-- PROBLEM --
Quote the entries word for word. Omit the pictures.

-- EXTRACTED DATA --
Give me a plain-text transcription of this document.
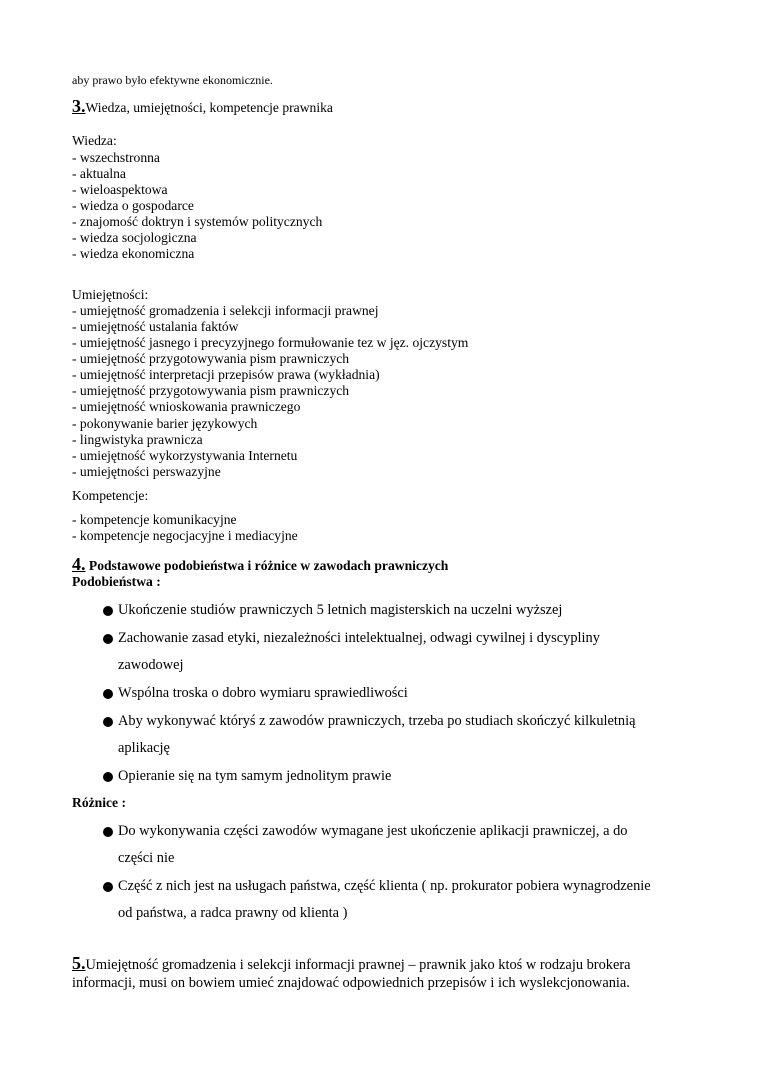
aby prawo było efektywne ekonomicznie.
3.Wiedza, umiejętności, kompetencje prawnika
Wiedza:
- wszechstronna
- aktualna
- wieloaspektowa
- wiedza o gospodarce
- znajomość doktryn i systemów politycznych
- wiedza socjologiczna
- wiedza ekonomiczna
Umiejętności:
- umiejętność gromadzenia i selekcji informacji prawnej
- umiejętność ustalania faktów
- umiejętność jasnego i precyzyjnego formułowanie tez w jęz. ojczystym
- umiejętność przygotowywania pism prawniczych
- umiejętność interpretacji przepisów prawa (wykładnia)
- umiejętność przygotowywania pism prawniczych
- umiejętność wnioskowania prawniczego
- pokonywanie barier językowych
- lingwistyka prawnicza
- umiejętność wykorzystywania Internetu
- umiejętności perswazyjne
Kompetencje:
- kompetencje komunikacyjne
- kompetencje negocjacyjne i mediacyjne
4. Podstawowe podobieństwa i różnice w zawodach prawniczych
Podobieństwa :
Ukończenie studiów prawniczych 5 letnich magisterskich na uczelni wyższej
Zachowanie zasad etyki, niezależności intelektualnej, odwagi cywilnej i dyscypliny
zawodowej
Wspólna troska o dobro wymiaru sprawiedliwości
Aby wykonywać któryś z zawodów prawniczych, trzeba po studiach skończyć kilkuletnią
aplikację
Opieranie się na tym samym jednolitym prawie
Różnice :
Do wykonywania części zawodów wymagane jest ukończenie aplikacji prawniczej, a do
części nie
Część z nich jest na usługach państwa, część klienta ( np. prokurator pobiera wynagrodzenie
od państwa, a radca prawny od klienta )
5.Umiejętność gromadzenia i selekcji informacji prawnej – prawnik jako ktoś w rodzaju brokera
informacji, musi on bowiem umieć znajdować odpowiednich przepisów i ich wyslekcjonowania.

-- FINISHED TASK --
Give me a plain-text transcription of this document.
aby prawo było efektywne ekonomicznie.
3.Wiedza, umiejętności, kompetencje prawnika
Wiedza:
- wszechstronna
- aktualna
- wieloaspektowa
- wiedza o gospodarce
- znajomość doktryn i systemów politycznych
- wiedza socjologiczna
- wiedza ekonomiczna
Umiejętności:
- umiejętność gromadzenia i selekcji informacji prawnej
- umiejętność ustalania faktów
- umiejętność jasnego i precyzyjnego formułowanie tez w jęz. ojczystym
- umiejętność przygotowywania pism prawniczych
- umiejętność interpretacji przepisów prawa (wykładnia)
- umiejętność przygotowywania pism prawniczych
- umiejętność wnioskowania prawniczego
- pokonywanie barier językowych
- lingwistyka prawnicza
- umiejętność wykorzystywania Internetu
- umiejętności perswazyjne
Kompetencje:
- kompetencje komunikacyjne
- kompetencje negocjacyjne i mediacyjne
4. Podstawowe podobieństwa i różnice w zawodach prawniczych
Podobieństwa :
Ukończenie studiów prawniczych 5 letnich magisterskich na uczelni wyższej
Zachowanie zasad etyki, niezależności intelektualnej, odwagi cywilnej i dyscypliny
zawodowej
Wspólna troska o dobro wymiaru sprawiedliwości
Aby wykonywać któryś z zawodów prawniczych, trzeba po studiach skończyć kilkuletnią
aplikację
Opieranie się na tym samym jednolitym prawie
Różnice :
Do wykonywania części zawodów wymagane jest ukończenie aplikacji prawniczej, a do
części nie
Część z nich jest na usługach państwa, część klienta ( np. prokurator pobiera wynagrodzenie
od państwa, a radca prawny od klienta )
5.Umiejętność gromadzenia i selekcji informacji prawnej – prawnik jako ktoś w rodzaju brokera
informacji, musi on bowiem umieć znajdować odpowiednich przepisów i ich wyslekcjonowania.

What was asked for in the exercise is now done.